Task data >>

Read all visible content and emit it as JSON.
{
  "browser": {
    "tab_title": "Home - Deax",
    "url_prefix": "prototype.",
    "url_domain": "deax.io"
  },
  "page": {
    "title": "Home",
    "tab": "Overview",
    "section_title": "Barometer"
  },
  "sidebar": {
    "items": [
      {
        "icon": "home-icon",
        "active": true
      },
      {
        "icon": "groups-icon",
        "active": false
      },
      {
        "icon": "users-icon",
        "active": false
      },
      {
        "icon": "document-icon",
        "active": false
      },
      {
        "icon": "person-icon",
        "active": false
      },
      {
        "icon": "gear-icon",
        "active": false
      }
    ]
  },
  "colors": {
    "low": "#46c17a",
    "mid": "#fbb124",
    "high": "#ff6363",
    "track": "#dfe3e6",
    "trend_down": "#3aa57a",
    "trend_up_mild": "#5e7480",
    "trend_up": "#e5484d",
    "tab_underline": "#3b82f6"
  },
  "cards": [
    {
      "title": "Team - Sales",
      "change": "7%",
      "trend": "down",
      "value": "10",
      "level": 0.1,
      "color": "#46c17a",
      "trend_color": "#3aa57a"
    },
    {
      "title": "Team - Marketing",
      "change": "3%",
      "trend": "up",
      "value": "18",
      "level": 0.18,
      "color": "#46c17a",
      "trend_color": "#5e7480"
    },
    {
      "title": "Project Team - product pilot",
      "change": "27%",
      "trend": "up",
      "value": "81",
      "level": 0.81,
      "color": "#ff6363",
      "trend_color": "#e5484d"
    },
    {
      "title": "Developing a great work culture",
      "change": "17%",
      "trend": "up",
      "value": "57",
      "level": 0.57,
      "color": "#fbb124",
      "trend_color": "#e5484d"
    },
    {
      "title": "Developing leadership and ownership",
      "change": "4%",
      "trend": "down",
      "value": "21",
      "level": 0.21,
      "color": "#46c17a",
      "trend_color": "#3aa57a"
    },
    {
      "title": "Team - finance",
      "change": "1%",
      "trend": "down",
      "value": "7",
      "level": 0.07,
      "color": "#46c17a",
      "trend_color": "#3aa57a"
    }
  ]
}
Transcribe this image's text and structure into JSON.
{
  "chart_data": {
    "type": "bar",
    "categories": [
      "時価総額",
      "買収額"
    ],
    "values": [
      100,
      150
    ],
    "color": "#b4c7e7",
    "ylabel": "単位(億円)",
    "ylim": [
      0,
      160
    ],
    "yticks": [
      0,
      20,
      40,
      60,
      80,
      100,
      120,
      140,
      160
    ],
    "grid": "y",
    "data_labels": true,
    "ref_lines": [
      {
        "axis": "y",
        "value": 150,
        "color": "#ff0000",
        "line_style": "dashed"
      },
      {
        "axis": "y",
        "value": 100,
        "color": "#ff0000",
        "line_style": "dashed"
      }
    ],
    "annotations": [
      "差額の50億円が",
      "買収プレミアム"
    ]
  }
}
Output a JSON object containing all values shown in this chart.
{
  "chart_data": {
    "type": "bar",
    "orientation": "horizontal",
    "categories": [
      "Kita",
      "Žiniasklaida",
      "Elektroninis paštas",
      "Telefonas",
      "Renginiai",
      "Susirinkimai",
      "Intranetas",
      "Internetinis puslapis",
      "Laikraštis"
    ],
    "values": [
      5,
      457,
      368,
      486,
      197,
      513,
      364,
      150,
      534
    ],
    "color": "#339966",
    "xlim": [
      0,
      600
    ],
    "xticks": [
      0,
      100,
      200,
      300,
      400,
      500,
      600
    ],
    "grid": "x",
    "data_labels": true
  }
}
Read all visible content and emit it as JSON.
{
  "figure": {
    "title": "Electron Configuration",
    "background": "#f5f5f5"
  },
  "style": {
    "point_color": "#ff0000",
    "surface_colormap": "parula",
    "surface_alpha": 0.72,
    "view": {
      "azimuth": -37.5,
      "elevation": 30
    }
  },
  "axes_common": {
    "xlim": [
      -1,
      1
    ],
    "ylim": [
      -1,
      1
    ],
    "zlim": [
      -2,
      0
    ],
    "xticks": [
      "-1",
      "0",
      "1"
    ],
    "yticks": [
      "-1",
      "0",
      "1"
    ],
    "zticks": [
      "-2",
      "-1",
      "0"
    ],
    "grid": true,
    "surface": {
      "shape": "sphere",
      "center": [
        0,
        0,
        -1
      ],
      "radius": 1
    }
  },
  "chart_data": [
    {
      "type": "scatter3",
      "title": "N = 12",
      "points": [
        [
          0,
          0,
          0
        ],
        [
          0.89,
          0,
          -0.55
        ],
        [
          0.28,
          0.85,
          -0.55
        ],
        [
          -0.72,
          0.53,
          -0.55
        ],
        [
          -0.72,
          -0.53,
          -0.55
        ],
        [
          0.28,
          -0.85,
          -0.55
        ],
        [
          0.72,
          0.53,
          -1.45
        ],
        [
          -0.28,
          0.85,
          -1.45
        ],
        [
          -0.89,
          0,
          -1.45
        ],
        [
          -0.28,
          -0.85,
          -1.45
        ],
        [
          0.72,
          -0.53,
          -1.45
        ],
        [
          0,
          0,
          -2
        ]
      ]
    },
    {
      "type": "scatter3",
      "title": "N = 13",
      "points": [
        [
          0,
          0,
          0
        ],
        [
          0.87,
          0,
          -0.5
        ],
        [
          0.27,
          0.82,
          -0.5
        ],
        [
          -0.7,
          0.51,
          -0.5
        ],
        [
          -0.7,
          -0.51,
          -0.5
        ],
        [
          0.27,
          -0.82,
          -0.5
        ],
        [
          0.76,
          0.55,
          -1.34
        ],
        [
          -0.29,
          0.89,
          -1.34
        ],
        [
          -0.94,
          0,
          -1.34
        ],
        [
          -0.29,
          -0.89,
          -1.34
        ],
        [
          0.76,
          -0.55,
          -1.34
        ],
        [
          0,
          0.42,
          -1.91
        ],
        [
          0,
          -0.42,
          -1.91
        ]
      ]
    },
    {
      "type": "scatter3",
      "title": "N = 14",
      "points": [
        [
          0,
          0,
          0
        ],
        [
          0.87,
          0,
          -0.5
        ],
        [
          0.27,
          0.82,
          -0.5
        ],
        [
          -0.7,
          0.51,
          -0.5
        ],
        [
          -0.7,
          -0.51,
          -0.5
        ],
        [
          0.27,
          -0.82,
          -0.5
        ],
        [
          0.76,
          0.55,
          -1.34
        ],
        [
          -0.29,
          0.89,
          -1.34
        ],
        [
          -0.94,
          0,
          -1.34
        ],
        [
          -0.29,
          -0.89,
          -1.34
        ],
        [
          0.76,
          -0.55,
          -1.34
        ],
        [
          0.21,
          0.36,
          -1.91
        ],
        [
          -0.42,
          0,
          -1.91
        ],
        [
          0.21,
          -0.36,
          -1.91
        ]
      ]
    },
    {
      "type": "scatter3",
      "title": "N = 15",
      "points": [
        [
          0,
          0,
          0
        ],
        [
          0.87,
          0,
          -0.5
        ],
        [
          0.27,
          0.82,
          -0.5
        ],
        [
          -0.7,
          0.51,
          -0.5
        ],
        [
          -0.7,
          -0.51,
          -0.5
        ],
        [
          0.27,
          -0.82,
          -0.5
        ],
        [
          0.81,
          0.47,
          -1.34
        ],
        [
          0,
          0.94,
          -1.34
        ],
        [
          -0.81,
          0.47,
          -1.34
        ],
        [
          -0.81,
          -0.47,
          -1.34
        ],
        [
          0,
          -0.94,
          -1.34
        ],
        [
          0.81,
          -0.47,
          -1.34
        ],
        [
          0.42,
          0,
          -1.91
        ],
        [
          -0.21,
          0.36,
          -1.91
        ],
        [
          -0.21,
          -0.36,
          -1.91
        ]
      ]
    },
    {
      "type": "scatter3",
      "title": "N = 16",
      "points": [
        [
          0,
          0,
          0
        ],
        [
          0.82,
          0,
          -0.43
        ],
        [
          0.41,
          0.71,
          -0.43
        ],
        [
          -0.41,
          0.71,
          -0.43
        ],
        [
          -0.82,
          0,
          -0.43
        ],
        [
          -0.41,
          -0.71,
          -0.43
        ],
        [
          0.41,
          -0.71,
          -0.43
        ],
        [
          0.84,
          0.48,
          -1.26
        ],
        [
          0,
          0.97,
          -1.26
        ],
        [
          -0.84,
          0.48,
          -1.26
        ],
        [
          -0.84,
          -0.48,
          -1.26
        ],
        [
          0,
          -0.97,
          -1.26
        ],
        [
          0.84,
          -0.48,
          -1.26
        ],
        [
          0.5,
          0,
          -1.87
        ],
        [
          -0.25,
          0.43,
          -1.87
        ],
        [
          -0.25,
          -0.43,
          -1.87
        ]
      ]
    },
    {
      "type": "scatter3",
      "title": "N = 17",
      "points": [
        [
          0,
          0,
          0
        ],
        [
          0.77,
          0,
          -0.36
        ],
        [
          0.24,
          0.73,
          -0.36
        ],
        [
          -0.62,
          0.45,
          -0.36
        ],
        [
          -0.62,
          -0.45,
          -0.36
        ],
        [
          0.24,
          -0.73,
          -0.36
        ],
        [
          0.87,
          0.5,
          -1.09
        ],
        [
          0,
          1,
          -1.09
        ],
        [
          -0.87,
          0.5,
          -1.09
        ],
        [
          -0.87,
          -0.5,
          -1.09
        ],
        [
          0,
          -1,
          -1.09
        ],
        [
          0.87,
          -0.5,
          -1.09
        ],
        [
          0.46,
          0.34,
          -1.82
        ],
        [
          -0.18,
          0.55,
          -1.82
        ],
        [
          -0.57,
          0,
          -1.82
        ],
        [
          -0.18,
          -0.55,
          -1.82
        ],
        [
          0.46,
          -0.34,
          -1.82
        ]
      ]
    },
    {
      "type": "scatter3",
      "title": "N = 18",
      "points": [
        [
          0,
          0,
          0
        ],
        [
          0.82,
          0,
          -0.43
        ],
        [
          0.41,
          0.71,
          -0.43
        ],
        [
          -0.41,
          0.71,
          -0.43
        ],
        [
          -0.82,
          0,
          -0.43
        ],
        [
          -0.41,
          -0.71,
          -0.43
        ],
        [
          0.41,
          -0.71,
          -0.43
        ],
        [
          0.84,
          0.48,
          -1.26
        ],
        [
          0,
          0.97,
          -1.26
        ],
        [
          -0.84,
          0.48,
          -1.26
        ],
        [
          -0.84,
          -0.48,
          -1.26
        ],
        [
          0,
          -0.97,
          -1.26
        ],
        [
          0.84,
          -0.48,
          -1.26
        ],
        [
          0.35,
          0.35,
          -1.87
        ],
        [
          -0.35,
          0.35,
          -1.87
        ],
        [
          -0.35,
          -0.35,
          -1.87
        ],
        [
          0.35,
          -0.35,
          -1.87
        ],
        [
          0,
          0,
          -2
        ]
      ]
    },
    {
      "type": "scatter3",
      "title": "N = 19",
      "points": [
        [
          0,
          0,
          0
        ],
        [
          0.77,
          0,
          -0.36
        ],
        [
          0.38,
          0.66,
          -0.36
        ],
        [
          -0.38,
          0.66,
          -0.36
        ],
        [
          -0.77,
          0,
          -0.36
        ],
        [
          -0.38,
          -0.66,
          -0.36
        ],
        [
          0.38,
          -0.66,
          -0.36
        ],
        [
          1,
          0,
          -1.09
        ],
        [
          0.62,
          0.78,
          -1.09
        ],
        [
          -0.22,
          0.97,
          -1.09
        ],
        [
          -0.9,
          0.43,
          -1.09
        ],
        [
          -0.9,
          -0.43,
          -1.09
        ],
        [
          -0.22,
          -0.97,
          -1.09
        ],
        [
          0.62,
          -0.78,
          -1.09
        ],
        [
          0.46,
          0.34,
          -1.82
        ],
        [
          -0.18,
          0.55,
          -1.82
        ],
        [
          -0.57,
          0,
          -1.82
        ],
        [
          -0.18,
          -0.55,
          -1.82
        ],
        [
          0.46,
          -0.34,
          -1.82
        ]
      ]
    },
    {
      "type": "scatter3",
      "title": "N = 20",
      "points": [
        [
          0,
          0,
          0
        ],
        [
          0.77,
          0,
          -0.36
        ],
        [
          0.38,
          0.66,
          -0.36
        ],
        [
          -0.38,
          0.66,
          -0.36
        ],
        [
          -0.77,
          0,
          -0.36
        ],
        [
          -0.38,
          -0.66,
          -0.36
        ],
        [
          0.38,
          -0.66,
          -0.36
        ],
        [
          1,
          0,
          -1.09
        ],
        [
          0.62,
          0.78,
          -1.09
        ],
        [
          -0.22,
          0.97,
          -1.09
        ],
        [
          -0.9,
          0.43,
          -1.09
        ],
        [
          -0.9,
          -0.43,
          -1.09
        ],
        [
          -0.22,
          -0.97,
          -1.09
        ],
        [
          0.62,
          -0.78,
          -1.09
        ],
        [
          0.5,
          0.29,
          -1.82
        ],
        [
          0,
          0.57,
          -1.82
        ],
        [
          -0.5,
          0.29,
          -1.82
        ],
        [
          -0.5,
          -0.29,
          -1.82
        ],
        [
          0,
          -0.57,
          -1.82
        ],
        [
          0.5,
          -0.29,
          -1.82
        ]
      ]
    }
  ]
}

Your goal >> Say how many lines contain the string "JSON", giving nothing but the count.

Solution for this exercise >> 4